>> BEGIN Provided entries

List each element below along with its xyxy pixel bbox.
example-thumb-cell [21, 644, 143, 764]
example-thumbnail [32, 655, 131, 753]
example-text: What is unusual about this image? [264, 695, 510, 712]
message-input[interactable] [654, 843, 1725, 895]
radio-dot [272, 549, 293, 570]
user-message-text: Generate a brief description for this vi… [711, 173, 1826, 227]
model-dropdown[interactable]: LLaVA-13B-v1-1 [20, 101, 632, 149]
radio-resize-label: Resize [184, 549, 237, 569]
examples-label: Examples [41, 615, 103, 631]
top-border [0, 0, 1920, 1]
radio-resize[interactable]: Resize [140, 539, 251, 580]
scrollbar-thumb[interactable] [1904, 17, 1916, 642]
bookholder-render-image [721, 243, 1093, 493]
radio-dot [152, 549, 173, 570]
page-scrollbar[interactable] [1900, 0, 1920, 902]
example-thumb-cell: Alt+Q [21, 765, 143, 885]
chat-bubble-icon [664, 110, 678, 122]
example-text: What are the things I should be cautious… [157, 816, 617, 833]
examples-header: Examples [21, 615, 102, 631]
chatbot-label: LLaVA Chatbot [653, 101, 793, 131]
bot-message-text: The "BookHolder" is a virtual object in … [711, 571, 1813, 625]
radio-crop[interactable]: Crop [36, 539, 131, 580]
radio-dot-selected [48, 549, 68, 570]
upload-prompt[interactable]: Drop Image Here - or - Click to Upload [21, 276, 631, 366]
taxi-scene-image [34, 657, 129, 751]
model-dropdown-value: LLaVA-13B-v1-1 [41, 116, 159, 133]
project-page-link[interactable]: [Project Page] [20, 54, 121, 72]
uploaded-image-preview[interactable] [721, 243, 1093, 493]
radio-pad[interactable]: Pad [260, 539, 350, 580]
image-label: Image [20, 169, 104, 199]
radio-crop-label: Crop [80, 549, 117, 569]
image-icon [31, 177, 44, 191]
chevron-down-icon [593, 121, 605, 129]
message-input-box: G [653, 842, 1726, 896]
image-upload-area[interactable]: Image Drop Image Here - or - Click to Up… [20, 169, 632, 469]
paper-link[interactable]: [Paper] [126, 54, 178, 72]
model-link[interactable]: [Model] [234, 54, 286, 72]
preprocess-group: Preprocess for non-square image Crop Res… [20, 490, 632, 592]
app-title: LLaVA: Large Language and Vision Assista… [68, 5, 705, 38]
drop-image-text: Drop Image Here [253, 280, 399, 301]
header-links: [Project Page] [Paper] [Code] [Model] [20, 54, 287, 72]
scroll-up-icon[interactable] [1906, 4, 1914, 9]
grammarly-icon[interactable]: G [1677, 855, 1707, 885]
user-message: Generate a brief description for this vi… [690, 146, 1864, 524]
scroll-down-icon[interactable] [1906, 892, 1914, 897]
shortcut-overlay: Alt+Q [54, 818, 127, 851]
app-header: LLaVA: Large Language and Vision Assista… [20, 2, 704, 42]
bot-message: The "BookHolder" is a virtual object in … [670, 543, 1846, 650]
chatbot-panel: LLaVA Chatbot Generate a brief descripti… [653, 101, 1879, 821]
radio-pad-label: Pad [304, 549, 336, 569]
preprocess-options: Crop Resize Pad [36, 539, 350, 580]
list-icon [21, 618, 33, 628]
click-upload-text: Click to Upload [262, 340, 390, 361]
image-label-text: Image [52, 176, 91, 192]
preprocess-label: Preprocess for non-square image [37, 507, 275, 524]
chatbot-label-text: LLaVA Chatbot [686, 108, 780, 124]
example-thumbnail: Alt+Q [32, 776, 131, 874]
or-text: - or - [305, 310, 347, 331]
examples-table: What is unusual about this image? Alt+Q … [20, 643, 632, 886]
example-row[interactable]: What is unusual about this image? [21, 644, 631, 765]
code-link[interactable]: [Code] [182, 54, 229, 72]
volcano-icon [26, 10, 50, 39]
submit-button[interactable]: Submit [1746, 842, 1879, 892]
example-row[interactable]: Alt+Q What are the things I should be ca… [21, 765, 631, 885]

>> END Provided entries

What to work on. Could you reproduce every line of the material above, word for word and in its original order?

Result of this exercise.
List each element below along with its xyxy pixel bbox.
example-thumb-cell [21, 644, 143, 764]
example-thumbnail [32, 655, 131, 753]
example-text: What is unusual about this image? [264, 695, 510, 712]
message-input[interactable] [654, 843, 1725, 895]
radio-dot [272, 549, 293, 570]
user-message-text: Generate a brief description for this vi… [711, 173, 1826, 227]
model-dropdown[interactable]: LLaVA-13B-v1-1 [20, 101, 632, 149]
radio-resize-label: Resize [184, 549, 237, 569]
examples-label: Examples [41, 615, 103, 631]
top-border [0, 0, 1920, 1]
radio-resize[interactable]: Resize [140, 539, 251, 580]
scrollbar-thumb[interactable] [1904, 17, 1916, 642]
bookholder-render-image [721, 243, 1093, 493]
radio-dot [152, 549, 173, 570]
page-scrollbar[interactable] [1900, 0, 1920, 902]
example-thumb-cell: Alt+Q [21, 765, 143, 885]
chat-bubble-icon [664, 110, 678, 122]
example-text: What are the things I should be cautious… [157, 816, 617, 833]
examples-header: Examples [21, 615, 102, 631]
chatbot-label: LLaVA Chatbot [653, 101, 793, 131]
bot-message-text: The "BookHolder" is a virtual object in … [711, 571, 1813, 625]
radio-crop[interactable]: Crop [36, 539, 131, 580]
radio-dot-selected [48, 549, 68, 570]
upload-prompt[interactable]: Drop Image Here - or - Click to Upload [21, 276, 631, 366]
taxi-scene-image [34, 657, 129, 751]
model-dropdown-value: LLaVA-13B-v1-1 [41, 116, 159, 133]
project-page-link[interactable]: [Project Page] [20, 54, 121, 72]
uploaded-image-preview[interactable] [721, 243, 1093, 493]
radio-pad[interactable]: Pad [260, 539, 350, 580]
image-label: Image [20, 169, 104, 199]
radio-crop-label: Crop [80, 549, 117, 569]
image-icon [31, 177, 44, 191]
chevron-down-icon [593, 121, 605, 129]
message-input-box: G [653, 842, 1726, 896]
image-upload-area[interactable]: Image Drop Image Here - or - Click to Up… [20, 169, 632, 469]
paper-link[interactable]: [Paper] [126, 54, 178, 72]
model-link[interactable]: [Model] [234, 54, 286, 72]
preprocess-group: Preprocess for non-square image Crop Res… [20, 490, 632, 592]
app-title: LLaVA: Large Language and Vision Assista… [68, 5, 705, 38]
drop-image-text: Drop Image Here [253, 280, 399, 301]
header-links: [Project Page] [Paper] [Code] [Model] [20, 54, 287, 72]
scroll-up-icon[interactable] [1906, 4, 1914, 9]
grammarly-icon[interactable]: G [1677, 855, 1707, 885]
user-message: Generate a brief description for this vi… [690, 146, 1864, 524]
scroll-down-icon[interactable] [1906, 892, 1914, 897]
shortcut-overlay: Alt+Q [54, 818, 127, 851]
app-header: LLaVA: Large Language and Vision Assista… [20, 2, 704, 42]
bot-message: The "BookHolder" is a virtual object in … [670, 543, 1846, 650]
chatbot-panel: LLaVA Chatbot Generate a brief descripti… [653, 101, 1879, 821]
radio-pad-label: Pad [304, 549, 336, 569]
preprocess-options: Crop Resize Pad [36, 539, 350, 580]
list-icon [21, 618, 33, 628]
click-upload-text: Click to Upload [262, 340, 390, 361]
image-label-text: Image [52, 176, 91, 192]
preprocess-label: Preprocess for non-square image [37, 507, 275, 524]
chatbot-label-text: LLaVA Chatbot [686, 108, 780, 124]
example-thumbnail: Alt+Q [32, 776, 131, 874]
or-text: - or - [305, 310, 347, 331]
examples-table: What is unusual about this image? Alt+Q … [20, 643, 632, 886]
example-row[interactable]: What is unusual about this image? [21, 644, 631, 765]
code-link[interactable]: [Code] [182, 54, 229, 72]
volcano-icon [26, 10, 50, 39]
submit-button[interactable]: Submit [1746, 842, 1879, 892]
example-row[interactable]: Alt+Q What are the things I should be ca… [21, 765, 631, 885]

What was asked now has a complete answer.